- **Material provided**
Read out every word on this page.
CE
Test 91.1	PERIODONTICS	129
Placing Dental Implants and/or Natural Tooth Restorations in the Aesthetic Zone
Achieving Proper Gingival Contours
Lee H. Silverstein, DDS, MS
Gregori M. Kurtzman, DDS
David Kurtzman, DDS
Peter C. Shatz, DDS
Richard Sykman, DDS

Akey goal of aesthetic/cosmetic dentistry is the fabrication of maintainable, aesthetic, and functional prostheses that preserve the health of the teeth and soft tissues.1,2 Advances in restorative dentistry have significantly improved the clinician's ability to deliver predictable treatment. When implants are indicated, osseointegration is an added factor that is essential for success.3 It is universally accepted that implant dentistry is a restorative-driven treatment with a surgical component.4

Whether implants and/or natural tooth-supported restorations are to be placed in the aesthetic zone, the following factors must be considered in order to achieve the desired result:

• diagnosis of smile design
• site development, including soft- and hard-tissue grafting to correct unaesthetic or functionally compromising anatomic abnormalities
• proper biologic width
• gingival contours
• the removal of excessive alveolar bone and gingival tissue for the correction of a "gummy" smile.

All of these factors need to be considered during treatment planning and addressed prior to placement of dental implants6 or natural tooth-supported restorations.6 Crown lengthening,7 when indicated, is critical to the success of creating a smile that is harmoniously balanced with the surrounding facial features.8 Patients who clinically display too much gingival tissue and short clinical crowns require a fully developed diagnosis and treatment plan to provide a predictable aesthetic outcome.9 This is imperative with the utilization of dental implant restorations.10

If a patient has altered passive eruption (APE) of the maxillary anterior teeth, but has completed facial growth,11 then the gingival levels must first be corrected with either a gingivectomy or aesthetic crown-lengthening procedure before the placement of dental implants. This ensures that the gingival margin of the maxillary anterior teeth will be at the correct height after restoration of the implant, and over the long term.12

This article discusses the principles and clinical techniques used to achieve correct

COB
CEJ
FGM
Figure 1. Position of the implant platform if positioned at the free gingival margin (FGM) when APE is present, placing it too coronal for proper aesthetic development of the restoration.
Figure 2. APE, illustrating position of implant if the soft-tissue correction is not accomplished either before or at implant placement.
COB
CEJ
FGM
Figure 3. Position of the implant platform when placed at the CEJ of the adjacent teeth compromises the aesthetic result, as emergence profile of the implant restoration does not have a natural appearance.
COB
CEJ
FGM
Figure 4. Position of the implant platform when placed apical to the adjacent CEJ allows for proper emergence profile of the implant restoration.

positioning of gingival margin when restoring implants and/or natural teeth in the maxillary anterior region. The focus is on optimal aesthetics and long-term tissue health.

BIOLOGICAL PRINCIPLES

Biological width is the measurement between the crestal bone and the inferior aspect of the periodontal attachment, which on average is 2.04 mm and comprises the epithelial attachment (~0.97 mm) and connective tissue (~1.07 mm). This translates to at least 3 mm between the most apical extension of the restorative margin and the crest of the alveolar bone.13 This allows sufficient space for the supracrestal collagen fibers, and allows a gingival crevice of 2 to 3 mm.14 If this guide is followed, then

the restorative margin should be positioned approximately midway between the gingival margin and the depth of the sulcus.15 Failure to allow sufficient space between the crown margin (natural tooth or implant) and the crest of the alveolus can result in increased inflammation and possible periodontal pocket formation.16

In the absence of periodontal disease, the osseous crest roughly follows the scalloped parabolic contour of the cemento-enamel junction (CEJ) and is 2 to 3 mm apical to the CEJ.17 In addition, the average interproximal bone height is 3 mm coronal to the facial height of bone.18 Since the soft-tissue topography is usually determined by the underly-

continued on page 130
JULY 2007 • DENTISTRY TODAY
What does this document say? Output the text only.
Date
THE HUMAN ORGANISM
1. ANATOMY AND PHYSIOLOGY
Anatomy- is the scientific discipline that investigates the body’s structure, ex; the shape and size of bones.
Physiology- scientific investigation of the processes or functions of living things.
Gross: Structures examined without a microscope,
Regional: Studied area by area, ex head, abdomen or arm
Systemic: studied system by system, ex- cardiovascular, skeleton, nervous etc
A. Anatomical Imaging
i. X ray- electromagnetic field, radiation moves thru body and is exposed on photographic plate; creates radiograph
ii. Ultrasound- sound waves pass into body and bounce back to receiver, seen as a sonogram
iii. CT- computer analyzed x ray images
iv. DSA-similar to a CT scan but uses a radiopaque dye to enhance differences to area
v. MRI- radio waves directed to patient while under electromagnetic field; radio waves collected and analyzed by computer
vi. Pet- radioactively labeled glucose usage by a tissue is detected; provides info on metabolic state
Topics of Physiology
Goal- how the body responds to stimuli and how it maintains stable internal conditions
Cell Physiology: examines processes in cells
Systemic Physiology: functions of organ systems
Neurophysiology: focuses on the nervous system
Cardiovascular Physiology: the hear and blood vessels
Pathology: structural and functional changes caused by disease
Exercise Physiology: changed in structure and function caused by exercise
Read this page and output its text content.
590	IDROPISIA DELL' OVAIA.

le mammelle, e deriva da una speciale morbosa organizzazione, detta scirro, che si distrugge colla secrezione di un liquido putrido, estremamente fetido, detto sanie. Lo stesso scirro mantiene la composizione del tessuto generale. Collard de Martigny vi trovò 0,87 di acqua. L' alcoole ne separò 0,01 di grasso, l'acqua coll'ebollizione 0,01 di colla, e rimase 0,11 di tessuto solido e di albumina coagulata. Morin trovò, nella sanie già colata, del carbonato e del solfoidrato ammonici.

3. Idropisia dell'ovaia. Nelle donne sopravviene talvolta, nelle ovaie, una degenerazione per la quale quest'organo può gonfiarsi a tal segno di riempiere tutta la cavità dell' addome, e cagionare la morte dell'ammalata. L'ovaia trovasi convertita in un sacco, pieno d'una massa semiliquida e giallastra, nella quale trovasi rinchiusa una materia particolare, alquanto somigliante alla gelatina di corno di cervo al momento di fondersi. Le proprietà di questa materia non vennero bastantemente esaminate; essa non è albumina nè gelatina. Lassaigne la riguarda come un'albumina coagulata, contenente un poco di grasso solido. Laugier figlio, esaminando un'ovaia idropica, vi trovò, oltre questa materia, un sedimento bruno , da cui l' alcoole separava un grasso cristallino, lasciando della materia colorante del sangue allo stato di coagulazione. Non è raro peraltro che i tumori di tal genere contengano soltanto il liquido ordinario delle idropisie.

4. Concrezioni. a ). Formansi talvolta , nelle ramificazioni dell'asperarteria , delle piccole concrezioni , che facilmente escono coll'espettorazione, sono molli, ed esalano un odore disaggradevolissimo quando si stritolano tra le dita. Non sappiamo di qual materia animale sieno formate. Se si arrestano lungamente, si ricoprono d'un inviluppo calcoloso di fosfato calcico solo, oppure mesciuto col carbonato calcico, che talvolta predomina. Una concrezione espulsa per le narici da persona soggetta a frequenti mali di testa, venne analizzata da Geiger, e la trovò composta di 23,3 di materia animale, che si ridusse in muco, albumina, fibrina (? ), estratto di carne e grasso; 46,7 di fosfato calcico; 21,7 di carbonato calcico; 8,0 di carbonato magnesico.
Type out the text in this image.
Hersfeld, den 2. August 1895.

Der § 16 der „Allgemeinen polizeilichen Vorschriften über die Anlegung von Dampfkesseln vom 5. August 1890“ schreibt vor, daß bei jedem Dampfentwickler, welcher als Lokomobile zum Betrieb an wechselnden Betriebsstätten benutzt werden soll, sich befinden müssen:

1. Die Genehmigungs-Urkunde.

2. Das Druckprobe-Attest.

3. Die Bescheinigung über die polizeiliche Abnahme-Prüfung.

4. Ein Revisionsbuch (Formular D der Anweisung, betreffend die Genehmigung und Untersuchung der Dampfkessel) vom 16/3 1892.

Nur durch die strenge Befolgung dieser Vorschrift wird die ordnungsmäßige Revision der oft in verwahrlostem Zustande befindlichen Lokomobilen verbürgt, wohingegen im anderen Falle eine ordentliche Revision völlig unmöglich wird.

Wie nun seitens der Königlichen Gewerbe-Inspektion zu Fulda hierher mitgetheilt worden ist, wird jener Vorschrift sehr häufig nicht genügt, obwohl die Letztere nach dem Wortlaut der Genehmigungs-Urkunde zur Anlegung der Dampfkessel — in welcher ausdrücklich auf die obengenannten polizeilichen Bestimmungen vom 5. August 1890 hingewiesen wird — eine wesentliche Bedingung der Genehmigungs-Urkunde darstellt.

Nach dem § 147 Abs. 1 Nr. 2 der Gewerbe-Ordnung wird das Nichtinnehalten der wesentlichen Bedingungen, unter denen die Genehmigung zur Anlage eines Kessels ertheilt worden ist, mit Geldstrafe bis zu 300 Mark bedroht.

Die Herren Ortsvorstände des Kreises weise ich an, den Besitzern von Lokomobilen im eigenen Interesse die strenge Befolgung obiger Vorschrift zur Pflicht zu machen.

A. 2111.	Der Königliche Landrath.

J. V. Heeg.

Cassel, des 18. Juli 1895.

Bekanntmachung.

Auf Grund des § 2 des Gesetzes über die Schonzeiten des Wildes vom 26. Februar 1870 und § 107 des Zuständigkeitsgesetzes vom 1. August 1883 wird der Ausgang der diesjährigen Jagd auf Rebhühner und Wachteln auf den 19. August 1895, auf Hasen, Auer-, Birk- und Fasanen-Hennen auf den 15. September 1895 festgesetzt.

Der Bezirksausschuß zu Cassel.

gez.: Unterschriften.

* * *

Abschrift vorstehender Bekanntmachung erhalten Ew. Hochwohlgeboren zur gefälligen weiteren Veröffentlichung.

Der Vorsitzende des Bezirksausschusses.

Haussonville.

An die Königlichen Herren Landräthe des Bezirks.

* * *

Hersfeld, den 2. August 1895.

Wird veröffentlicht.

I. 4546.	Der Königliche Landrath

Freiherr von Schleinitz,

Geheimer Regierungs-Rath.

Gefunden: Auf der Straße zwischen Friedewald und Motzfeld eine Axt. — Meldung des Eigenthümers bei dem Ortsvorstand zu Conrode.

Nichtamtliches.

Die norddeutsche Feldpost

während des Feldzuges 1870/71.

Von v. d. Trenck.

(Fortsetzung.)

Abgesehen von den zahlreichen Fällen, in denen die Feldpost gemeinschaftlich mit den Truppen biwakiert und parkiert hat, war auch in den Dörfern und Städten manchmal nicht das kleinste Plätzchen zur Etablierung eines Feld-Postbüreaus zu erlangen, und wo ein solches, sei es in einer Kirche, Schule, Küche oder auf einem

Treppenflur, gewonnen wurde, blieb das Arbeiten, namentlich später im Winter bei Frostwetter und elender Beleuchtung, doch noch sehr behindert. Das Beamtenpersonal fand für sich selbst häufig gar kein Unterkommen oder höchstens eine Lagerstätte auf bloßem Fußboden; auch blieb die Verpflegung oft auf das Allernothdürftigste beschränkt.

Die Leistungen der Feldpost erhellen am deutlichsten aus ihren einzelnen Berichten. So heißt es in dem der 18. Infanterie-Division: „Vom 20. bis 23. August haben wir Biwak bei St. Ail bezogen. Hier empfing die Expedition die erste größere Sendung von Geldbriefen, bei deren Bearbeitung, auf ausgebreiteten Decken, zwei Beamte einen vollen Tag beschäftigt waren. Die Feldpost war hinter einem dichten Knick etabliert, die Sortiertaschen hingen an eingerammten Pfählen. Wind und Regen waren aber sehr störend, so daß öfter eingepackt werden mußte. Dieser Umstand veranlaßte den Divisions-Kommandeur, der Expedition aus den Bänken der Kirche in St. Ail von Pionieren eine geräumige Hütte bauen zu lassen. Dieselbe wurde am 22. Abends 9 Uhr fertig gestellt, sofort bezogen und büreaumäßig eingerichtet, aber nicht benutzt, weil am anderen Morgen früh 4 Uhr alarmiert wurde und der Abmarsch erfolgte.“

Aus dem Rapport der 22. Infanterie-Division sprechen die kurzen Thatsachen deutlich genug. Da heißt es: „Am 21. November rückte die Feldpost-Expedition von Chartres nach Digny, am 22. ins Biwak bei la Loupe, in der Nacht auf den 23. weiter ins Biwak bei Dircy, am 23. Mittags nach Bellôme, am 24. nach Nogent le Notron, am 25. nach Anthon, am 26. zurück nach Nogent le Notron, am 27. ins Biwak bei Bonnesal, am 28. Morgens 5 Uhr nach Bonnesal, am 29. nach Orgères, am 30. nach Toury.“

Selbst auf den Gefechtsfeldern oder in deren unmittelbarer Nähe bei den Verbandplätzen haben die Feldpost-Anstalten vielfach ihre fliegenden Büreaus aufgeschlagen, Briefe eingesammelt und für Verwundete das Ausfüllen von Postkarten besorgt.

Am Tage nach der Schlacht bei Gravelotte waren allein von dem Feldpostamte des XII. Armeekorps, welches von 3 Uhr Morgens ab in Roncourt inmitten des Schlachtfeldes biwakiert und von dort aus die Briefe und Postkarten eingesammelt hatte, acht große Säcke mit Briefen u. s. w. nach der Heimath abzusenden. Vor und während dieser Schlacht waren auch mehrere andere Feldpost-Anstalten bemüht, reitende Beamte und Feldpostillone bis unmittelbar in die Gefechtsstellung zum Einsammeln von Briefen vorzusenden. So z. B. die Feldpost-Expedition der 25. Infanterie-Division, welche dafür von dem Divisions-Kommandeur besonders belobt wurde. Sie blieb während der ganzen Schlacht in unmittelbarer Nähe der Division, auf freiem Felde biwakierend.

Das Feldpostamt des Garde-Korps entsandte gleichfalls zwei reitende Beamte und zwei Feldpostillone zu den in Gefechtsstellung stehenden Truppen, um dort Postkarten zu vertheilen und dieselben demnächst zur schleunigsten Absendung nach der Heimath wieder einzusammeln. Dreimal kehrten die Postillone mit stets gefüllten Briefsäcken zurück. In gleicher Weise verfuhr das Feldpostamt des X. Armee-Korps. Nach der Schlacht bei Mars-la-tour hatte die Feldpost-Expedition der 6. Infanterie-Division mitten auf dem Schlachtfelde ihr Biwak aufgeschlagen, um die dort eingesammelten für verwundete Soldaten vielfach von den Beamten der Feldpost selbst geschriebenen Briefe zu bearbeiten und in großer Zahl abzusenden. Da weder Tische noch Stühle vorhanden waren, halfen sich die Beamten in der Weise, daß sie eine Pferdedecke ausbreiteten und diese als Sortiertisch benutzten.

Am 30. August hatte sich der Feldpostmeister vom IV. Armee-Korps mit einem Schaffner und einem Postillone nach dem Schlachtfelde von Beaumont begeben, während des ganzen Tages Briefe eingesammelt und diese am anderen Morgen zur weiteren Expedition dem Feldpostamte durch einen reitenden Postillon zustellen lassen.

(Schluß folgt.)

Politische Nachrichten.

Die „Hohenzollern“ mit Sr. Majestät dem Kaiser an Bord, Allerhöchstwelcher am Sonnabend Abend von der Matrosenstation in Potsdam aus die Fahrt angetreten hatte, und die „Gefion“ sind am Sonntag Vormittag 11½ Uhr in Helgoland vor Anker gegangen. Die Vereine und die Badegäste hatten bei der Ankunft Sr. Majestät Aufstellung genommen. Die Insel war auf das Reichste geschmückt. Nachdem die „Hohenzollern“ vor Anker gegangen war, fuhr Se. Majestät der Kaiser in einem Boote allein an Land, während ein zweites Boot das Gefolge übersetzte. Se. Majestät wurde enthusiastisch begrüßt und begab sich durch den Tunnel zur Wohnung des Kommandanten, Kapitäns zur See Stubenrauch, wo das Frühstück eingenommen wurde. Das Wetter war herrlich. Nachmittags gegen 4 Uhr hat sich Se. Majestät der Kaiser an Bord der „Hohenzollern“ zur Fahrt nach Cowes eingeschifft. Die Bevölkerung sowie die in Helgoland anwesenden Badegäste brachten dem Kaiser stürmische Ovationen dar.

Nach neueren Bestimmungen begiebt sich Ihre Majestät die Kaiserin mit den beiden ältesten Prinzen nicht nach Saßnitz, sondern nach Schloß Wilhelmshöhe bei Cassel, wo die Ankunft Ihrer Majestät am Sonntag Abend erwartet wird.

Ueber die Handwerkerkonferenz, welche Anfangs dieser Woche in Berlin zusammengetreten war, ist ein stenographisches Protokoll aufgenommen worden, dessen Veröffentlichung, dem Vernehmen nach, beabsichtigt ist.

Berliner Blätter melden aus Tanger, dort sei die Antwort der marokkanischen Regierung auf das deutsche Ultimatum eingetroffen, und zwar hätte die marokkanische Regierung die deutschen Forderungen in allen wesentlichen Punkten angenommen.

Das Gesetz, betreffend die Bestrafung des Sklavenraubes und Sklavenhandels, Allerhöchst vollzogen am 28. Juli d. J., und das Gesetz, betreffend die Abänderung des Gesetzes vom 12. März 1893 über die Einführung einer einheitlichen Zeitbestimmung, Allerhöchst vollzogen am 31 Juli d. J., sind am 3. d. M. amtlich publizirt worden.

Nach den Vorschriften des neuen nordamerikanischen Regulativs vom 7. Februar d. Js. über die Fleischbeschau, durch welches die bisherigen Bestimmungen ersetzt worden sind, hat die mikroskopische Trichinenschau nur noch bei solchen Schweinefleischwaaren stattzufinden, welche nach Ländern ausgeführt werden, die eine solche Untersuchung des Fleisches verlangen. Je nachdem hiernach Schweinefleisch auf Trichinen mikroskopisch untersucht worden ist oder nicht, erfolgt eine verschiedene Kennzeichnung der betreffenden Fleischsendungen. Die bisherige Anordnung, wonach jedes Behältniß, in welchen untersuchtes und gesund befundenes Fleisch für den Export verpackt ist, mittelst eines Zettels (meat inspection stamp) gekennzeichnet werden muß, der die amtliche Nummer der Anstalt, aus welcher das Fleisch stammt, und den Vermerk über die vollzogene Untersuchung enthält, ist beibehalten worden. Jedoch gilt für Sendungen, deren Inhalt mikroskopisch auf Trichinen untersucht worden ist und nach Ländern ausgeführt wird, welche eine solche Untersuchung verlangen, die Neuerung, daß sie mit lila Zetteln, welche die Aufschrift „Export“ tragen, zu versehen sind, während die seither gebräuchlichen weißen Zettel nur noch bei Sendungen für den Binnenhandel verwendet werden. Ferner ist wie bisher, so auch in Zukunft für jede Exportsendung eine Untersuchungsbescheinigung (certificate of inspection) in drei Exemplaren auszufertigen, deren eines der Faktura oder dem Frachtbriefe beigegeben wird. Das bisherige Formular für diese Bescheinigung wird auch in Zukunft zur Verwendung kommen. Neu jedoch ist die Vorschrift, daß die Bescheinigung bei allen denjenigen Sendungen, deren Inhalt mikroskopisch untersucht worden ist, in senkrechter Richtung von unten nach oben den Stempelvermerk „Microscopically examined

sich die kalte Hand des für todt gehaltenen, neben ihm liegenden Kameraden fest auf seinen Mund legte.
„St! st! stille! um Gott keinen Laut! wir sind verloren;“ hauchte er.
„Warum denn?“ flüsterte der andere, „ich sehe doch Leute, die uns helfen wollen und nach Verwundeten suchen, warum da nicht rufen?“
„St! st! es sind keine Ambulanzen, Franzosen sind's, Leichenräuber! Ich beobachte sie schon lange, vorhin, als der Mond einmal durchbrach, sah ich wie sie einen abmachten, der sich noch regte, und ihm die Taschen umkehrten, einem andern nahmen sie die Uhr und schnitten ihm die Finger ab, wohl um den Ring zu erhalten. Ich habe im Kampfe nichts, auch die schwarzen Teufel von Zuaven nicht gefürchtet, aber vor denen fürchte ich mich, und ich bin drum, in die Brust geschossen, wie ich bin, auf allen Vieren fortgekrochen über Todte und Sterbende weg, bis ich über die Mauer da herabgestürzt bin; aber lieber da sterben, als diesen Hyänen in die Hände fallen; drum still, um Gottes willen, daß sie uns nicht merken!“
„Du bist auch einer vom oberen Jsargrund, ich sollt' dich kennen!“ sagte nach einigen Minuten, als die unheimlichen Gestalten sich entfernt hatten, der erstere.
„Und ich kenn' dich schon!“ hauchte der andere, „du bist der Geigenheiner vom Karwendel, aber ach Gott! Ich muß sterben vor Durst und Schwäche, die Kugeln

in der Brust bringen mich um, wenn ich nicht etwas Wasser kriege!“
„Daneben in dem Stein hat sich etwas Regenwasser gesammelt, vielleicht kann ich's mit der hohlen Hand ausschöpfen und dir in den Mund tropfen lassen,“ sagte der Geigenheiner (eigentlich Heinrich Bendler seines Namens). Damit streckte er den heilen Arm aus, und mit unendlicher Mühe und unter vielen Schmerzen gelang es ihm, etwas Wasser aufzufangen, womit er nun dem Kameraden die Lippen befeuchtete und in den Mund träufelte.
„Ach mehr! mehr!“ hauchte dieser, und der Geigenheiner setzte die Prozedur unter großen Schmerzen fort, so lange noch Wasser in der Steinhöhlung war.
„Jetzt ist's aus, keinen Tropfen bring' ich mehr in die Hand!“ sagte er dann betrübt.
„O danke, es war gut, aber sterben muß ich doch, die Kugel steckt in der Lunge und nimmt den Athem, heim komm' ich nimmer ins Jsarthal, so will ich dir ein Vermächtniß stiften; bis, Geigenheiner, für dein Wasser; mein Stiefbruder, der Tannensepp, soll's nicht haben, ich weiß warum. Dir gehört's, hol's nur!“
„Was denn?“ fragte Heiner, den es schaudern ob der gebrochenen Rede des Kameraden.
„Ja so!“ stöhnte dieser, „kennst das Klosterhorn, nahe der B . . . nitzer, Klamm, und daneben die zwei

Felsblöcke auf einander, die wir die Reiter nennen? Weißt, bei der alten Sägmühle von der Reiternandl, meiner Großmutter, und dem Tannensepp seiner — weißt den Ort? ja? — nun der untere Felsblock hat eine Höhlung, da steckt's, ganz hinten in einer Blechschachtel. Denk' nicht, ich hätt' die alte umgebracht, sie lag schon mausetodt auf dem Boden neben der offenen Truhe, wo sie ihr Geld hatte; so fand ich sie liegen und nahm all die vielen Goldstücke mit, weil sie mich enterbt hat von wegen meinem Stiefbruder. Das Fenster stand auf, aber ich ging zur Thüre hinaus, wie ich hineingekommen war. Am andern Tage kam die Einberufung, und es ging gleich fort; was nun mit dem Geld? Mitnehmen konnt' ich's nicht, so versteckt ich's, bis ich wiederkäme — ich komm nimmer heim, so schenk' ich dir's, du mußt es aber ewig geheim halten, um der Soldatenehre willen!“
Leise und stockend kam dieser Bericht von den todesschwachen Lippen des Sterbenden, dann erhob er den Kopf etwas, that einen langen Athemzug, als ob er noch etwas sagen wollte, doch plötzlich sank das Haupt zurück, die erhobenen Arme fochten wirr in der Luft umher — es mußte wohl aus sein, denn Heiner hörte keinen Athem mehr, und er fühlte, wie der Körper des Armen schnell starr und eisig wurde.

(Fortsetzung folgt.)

- **What you are asked to do**
Search the entries above for "development". Show every line that has it.

- **Answer box**
• site development, including soft- and hard-tissue grafting to correct unaesthetic or functionally compromising anatomic abnormalities
Figure 1. Position of the implant platform if positioned at the free gingival margin (FGM) when APE is present, placing it too coronal for proper aesthetic development of the restoration.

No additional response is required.